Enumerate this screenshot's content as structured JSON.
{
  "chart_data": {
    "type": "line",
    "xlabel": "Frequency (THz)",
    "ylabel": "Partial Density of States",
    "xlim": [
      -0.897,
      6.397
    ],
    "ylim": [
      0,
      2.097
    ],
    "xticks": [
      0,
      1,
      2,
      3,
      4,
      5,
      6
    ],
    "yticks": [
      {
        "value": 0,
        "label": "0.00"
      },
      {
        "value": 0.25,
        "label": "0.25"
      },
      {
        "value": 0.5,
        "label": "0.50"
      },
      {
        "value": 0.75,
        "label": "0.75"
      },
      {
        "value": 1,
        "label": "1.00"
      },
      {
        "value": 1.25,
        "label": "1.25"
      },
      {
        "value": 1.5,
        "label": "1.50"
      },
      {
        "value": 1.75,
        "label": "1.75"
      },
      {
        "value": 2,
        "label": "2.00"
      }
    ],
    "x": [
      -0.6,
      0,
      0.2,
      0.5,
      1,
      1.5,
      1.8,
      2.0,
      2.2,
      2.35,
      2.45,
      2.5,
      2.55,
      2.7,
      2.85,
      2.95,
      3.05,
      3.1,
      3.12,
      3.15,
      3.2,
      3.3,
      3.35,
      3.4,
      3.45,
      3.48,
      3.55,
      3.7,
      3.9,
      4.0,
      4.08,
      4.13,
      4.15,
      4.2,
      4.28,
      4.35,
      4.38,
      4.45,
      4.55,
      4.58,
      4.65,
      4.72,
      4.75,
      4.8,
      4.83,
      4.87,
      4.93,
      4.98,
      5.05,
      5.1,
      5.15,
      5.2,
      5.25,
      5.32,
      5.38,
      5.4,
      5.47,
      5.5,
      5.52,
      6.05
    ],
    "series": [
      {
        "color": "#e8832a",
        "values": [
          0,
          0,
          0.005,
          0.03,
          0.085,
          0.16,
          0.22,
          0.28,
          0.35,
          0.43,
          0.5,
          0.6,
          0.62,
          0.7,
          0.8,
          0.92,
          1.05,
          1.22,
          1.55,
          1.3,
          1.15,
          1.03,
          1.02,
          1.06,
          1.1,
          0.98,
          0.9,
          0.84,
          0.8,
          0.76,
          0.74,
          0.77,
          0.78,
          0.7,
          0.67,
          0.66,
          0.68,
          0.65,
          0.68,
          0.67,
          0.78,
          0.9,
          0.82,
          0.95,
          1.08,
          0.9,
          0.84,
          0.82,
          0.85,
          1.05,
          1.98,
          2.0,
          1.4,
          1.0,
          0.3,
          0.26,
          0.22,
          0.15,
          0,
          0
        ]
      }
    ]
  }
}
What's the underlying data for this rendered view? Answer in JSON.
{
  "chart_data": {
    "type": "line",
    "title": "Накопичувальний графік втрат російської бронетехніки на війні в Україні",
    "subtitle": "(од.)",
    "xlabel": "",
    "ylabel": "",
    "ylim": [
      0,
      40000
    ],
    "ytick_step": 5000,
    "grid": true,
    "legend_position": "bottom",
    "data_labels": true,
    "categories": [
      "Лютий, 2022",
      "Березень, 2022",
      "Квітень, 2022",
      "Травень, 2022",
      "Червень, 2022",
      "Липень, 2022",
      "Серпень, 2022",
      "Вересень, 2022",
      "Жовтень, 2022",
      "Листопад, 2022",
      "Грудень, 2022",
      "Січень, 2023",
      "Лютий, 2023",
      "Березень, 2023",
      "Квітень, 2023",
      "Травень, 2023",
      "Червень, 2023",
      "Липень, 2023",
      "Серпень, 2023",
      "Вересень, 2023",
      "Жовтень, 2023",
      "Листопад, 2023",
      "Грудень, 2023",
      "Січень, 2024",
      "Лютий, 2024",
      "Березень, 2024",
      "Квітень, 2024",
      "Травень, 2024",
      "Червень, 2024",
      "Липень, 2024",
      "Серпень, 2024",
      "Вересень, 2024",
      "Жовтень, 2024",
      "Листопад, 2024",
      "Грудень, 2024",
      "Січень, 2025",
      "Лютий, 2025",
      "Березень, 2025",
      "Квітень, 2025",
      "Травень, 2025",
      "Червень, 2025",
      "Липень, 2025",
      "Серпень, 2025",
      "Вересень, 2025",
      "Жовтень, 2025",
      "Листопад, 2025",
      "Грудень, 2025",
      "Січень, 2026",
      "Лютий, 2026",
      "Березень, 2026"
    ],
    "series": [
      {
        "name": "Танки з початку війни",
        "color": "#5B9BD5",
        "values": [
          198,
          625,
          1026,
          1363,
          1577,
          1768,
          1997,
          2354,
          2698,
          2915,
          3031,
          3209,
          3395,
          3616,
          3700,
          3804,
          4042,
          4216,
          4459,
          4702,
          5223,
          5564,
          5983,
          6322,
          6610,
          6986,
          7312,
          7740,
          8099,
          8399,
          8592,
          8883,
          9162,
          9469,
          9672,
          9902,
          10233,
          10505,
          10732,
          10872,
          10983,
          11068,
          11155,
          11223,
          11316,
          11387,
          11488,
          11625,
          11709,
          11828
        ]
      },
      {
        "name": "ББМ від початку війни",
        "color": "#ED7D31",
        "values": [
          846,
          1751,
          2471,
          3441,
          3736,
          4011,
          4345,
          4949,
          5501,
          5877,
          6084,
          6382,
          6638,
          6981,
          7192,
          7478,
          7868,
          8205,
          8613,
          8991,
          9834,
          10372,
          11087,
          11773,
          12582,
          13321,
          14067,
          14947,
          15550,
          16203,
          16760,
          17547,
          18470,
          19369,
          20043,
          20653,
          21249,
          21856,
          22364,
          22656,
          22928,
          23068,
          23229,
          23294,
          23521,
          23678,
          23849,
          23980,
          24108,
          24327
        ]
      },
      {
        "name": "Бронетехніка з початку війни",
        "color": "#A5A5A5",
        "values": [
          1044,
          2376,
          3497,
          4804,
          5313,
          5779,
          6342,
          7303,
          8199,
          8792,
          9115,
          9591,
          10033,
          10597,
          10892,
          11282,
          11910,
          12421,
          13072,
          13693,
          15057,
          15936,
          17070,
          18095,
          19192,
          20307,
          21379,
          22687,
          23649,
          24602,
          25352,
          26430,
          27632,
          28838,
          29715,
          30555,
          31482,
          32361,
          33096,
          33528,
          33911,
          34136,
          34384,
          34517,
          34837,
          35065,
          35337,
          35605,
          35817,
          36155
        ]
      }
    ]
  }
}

========================================

→ Aim of the exercise
Give an exact copy of all the data shown above.

→ Written answer
Enumerate this screenshot's content as structured JSON.
{
  "chart_data": {
    "type": "line",
    "xlabel": "Frequency (THz)",
    "ylabel": "Partial Density of States",
    "xlim": [
      -0.897,
      6.397
    ],
    "ylim": [
      0,
      2.097
    ],
    "xticks": [
      0,
      1,
      2,
      3,
      4,
      5,
      6
    ],
    "yticks": [
      {
        "value": 0,
        "label": "0.00"
      },
      {
        "value": 0.25,
        "label": "0.25"
      },
      {
        "value": 0.5,
        "label": "0.50"
      },
      {
        "value": 0.75,
        "label": "0.75"
      },
      {
        "value": 1,
        "label": "1.00"
      },
      {
        "value": 1.25,
        "label": "1.25"
      },
      {
        "value": 1.5,
        "label": "1.50"
      },
      {
        "value": 1.75,
        "label": "1.75"
      },
      {
        "value": 2,
        "label": "2.00"
      }
    ],
    "x": [
      -0.6,
      0,
      0.2,
      0.5,
      1,
      1.5,
      1.8,
      2.0,
      2.2,
      2.35,
      2.45,
      2.5,
      2.55,
      2.7,
      2.85,
      2.95,
      3.05,
      3.1,
      3.12,
      3.15,
      3.2,
      3.3,
      3.35,
      3.4,
      3.45,
      3.48,
      3.55,
      3.7,
      3.9,
      4.0,
      4.08,
      4.13,
      4.15,
      4.2,
      4.28,
      4.35,
      4.38,
      4.45,
      4.55,
      4.58,
      4.65,
      4.72,
      4.75,
      4.8,
      4.83,
      4.87,
      4.93,
      4.98,
      5.05,
      5.1,
      5.15,
      5.2,
      5.25,
      5.32,
      5.38,
      5.4,
      5.47,
      5.5,
      5.52,
      6.05
    ],
    "series": [
      {
        "color": "#e8832a",
        "values": [
          0,
          0,
          0.005,
          0.03,
          0.085,
          0.16,
          0.22,
          0.28,
          0.35,
          0.43,
          0.5,
          0.6,
          0.62,
          0.7,
          0.8,
          0.92,
          1.05,
          1.22,
          1.55,
          1.3,
          1.15,
          1.03,
          1.02,
          1.06,
          1.1,
          0.98,
          0.9,
          0.84,
          0.8,
          0.76,
          0.74,
          0.77,
          0.78,
          0.7,
          0.67,
          0.66,
          0.68,
          0.65,
          0.68,
          0.67,
          0.78,
          0.9,
          0.82,
          0.95,
          1.08,
          0.9,
          0.84,
          0.82,
          0.85,
          1.05,
          1.98,
          2.0,
          1.4,
          1.0,
          0.3,
          0.26,
          0.22,
          0.15,
          0,
          0
        ]
      }
    ]
  }
}
What's the underlying data for this rendered view? Answer in JSON.
{
  "chart_data": {
    "type": "line",
    "title": "Накопичувальний графік втрат російської бронетехніки на війні в Україні",
    "subtitle": "(од.)",
    "xlabel": "",
    "ylabel": "",
    "ylim": [
      0,
      40000
    ],
    "ytick_step": 5000,
    "grid": true,
    "legend_position": "bottom",
    "data_labels": true,
    "categories": [
      "Лютий, 2022",
      "Березень, 2022",
      "Квітень, 2022",
      "Травень, 2022",
      "Червень, 2022",
      "Липень, 2022",
      "Серпень, 2022",
      "Вересень, 2022",
      "Жовтень, 2022",
      "Листопад, 2022",
      "Грудень, 2022",
      "Січень, 2023",
      "Лютий, 2023",
      "Березень, 2023",
      "Квітень, 2023",
      "Травень, 2023",
      "Червень, 2023",
      "Липень, 2023",
      "Серпень, 2023",
      "Вересень, 2023",
      "Жовтень, 2023",
      "Листопад, 2023",
      "Грудень, 2023",
      "Січень, 2024",
      "Лютий, 2024",
      "Березень, 2024",
      "Квітень, 2024",
      "Травень, 2024",
      "Червень, 2024",
      "Липень, 2024",
      "Серпень, 2024",
      "Вересень, 2024",
      "Жовтень, 2024",
      "Листопад, 2024",
      "Грудень, 2024",
      "Січень, 2025",
      "Лютий, 2025",
      "Березень, 2025",
      "Квітень, 2025",
      "Травень, 2025",
      "Червень, 2025",
      "Липень, 2025",
      "Серпень, 2025",
      "Вересень, 2025",
      "Жовтень, 2025",
      "Листопад, 2025",
      "Грудень, 2025",
      "Січень, 2026",
      "Лютий, 2026",
      "Березень, 2026"
    ],
    "series": [
      {
        "name": "Танки з початку війни",
        "color": "#5B9BD5",
        "values": [
          198,
          625,
          1026,
          1363,
          1577,
          1768,
          1997,
          2354,
          2698,
          2915,
          3031,
          3209,
          3395,
          3616,
          3700,
          3804,
          4042,
          4216,
          4459,
          4702,
          5223,
          5564,
          5983,
          6322,
          6610,
          6986,
          7312,
          7740,
          8099,
          8399,
          8592,
          8883,
          9162,
          9469,
          9672,
          9902,
          10233,
          10505,
          10732,
          10872,
          10983,
          11068,
          11155,
          11223,
          11316,
          11387,
          11488,
          11625,
          11709,
          11828
        ]
      },
      {
        "name": "ББМ від початку війни",
        "color": "#ED7D31",
        "values": [
          846,
          1751,
          2471,
          3441,
          3736,
          4011,
          4345,
          4949,
          5501,
          5877,
          6084,
          6382,
          6638,
          6981,
          7192,
          7478,
          7868,
          8205,
          8613,
          8991,
          9834,
          10372,
          11087,
          11773,
          12582,
          13321,
          14067,
          14947,
          15550,
          16203,
          16760,
          17547,
          18470,
          19369,
          20043,
          20653,
          21249,
          21856,
          22364,
          22656,
          22928,
          23068,
          23229,
          23294,
          23521,
          23678,
          23849,
          23980,
          24108,
          24327
        ]
      },
      {
        "name": "Бронетехніка з початку війни",
        "color": "#A5A5A5",
        "values": [
          1044,
          2376,
          3497,
          4804,
          5313,
          5779,
          6342,
          7303,
          8199,
          8792,
          9115,
          9591,
          10033,
          10597,
          10892,
          11282,
          11910,
          12421,
          13072,
          13693,
          15057,
          15936,
          17070,
          18095,
          19192,
          20307,
          21379,
          22687,
          23649,
          24602,
          25352,
          26430,
          27632,
          28838,
          29715,
          30555,
          31482,
          32361,
          33096,
          33528,
          33911,
          34136,
          34384,
          34517,
          34837,
          35065,
          35337,
          35605,
          35817,
          36155
        ]
      }
    ]
  }
}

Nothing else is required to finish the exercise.